== LISTING ==
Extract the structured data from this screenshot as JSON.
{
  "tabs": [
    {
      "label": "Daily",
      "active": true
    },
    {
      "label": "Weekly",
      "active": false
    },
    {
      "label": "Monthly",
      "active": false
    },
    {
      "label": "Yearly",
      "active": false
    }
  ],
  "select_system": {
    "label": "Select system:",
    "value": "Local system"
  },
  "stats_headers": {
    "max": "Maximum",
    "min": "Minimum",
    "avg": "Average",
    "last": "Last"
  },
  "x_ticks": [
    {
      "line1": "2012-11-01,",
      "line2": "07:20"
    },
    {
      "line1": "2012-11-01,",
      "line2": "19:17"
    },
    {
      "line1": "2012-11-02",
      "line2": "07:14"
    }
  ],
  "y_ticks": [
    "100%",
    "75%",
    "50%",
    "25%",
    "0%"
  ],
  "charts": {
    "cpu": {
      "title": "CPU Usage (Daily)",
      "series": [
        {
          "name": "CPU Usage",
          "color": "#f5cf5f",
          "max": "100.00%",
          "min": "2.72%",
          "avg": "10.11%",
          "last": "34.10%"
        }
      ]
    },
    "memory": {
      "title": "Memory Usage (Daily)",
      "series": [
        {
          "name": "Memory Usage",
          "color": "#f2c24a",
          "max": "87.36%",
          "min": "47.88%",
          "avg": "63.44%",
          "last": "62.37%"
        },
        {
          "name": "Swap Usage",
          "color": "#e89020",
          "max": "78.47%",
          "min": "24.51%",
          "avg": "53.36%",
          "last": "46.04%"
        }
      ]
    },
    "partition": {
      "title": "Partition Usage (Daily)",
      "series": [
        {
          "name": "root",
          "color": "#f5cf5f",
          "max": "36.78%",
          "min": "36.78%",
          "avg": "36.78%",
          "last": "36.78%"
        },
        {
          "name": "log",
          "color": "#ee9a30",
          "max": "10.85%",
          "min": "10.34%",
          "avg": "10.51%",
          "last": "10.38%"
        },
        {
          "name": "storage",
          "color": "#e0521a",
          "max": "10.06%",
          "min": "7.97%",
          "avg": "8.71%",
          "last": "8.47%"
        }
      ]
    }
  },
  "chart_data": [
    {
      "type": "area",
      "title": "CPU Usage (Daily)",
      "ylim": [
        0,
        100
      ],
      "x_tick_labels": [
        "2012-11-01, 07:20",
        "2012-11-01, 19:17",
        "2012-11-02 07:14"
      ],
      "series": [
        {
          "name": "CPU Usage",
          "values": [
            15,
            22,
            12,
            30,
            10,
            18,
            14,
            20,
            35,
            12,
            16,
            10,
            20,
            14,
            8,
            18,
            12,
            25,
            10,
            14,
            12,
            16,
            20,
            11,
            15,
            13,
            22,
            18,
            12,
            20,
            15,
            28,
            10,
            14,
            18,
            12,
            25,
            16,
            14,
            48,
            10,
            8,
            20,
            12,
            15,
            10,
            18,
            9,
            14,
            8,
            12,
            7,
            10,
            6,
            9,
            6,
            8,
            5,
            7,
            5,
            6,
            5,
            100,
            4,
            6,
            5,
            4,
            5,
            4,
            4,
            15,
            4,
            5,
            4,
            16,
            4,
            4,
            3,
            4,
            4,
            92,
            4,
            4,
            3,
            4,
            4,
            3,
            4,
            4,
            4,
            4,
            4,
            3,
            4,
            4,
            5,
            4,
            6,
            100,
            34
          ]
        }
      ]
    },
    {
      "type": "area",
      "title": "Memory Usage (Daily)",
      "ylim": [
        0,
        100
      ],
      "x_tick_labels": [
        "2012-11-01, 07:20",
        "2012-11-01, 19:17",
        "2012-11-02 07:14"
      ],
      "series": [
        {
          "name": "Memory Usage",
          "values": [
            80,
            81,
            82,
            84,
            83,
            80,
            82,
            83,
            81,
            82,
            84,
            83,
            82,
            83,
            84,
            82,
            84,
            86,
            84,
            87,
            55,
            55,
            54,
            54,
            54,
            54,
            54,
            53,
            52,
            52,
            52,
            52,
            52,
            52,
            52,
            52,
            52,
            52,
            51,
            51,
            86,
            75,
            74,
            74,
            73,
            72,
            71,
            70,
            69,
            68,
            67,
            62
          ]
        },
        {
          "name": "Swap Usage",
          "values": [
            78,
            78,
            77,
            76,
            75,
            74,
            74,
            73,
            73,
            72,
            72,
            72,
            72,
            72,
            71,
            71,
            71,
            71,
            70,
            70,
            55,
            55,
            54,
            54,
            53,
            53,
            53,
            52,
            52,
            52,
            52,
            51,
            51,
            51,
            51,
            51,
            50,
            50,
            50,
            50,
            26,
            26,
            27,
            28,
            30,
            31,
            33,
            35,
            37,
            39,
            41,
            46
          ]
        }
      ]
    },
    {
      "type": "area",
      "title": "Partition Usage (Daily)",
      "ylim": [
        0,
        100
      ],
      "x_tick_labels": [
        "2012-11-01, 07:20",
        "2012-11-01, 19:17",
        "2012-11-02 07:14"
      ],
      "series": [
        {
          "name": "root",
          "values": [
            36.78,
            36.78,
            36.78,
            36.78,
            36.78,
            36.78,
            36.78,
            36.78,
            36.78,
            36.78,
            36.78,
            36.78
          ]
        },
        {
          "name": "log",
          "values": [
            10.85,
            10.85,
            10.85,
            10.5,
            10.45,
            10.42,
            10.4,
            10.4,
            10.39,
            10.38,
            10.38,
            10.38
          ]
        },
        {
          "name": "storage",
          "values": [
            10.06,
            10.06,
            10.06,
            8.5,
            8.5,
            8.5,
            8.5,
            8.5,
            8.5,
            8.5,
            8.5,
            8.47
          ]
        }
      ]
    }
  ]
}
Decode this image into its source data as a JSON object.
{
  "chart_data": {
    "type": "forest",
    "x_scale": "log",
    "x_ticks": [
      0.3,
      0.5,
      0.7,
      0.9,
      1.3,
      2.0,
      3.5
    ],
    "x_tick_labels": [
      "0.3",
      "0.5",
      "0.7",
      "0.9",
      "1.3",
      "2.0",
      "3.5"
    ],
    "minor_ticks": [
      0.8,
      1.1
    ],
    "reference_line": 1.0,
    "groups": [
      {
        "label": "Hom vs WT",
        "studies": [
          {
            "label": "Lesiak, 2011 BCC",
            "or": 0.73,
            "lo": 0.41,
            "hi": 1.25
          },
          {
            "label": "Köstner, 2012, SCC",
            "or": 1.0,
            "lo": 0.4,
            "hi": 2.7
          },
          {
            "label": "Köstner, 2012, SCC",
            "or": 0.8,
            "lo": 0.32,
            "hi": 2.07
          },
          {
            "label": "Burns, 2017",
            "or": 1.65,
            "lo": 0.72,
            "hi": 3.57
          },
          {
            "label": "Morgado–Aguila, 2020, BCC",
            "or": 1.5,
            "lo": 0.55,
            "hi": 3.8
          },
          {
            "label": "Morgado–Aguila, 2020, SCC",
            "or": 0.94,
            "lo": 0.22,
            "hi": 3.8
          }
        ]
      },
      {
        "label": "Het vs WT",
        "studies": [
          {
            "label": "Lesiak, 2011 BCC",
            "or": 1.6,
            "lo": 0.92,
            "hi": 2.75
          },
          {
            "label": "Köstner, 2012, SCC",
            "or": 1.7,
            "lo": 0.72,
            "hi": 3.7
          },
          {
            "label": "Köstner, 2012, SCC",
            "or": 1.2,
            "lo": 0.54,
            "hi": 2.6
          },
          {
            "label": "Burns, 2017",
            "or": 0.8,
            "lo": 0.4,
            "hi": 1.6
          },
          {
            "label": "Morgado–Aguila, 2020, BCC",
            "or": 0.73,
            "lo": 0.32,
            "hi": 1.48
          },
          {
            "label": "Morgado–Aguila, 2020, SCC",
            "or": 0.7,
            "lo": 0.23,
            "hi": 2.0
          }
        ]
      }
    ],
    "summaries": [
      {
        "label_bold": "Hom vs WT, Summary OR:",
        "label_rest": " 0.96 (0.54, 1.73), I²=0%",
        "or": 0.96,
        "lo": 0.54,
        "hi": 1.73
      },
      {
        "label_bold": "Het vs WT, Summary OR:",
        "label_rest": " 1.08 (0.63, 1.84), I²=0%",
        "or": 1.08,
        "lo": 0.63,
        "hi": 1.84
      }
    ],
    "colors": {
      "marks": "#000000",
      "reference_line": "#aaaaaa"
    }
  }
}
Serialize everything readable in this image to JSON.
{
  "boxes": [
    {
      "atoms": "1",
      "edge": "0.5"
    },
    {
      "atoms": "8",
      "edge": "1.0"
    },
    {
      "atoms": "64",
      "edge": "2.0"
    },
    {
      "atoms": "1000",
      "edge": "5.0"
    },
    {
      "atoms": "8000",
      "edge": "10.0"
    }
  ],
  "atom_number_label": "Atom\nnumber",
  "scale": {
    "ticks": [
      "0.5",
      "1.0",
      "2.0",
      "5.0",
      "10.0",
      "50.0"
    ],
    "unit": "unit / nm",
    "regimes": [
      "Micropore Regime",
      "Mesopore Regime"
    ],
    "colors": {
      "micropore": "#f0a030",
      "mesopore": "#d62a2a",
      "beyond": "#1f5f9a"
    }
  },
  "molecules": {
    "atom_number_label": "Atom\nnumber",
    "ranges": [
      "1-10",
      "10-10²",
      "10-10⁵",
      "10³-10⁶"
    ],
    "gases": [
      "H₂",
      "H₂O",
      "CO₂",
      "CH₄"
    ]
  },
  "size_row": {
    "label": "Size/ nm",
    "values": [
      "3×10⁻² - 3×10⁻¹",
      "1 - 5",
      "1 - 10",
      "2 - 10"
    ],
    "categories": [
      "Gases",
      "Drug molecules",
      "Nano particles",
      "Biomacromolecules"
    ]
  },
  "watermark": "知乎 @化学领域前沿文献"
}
===
* **SET EXERCISE**: Nothing outside the span should appear: transcribe the lines from the one containing "Serialize everything readable" through the last line of the records.

* **THE SOLUTION**:
Serialize everything readable in this image to JSON.
{
  "boxes": [
    {
      "atoms": "1",
      "edge": "0.5"
    },
    {
      "atoms": "8",
      "edge": "1.0"
    },
    {
      "atoms": "64",
      "edge": "2.0"
    },
    {
      "atoms": "1000",
      "edge": "5.0"
    },
    {
      "atoms": "8000",
      "edge": "10.0"
    }
  ],
  "atom_number_label": "Atom\nnumber",
  "scale": {
    "ticks": [
      "0.5",
      "1.0",
      "2.0",
      "5.0",
      "10.0",
      "50.0"
    ],
    "unit": "unit / nm",
    "regimes": [
      "Micropore Regime",
      "Mesopore Regime"
    ],
    "colors": {
      "micropore": "#f0a030",
      "mesopore": "#d62a2a",
      "beyond": "#1f5f9a"
    }
  },
  "molecules": {
    "atom_number_label": "Atom\nnumber",
    "ranges": [
      "1-10",
      "10-10²",
      "10-10⁵",
      "10³-10⁶"
    ],
    "gases": [
      "H₂",
      "H₂O",
      "CO₂",
      "CH₄"
    ]
  },
  "size_row": {
    "label": "Size/ nm",
    "values": [
      "3×10⁻² - 3×10⁻¹",
      "1 - 5",
      "1 - 10",
      "2 - 10"
    ],
    "categories": [
      "Gases",
      "Drug molecules",
      "Nano particles",
      "Biomacromolecules"
    ]
  },
  "watermark": "知乎 @化学领域前沿文献"
}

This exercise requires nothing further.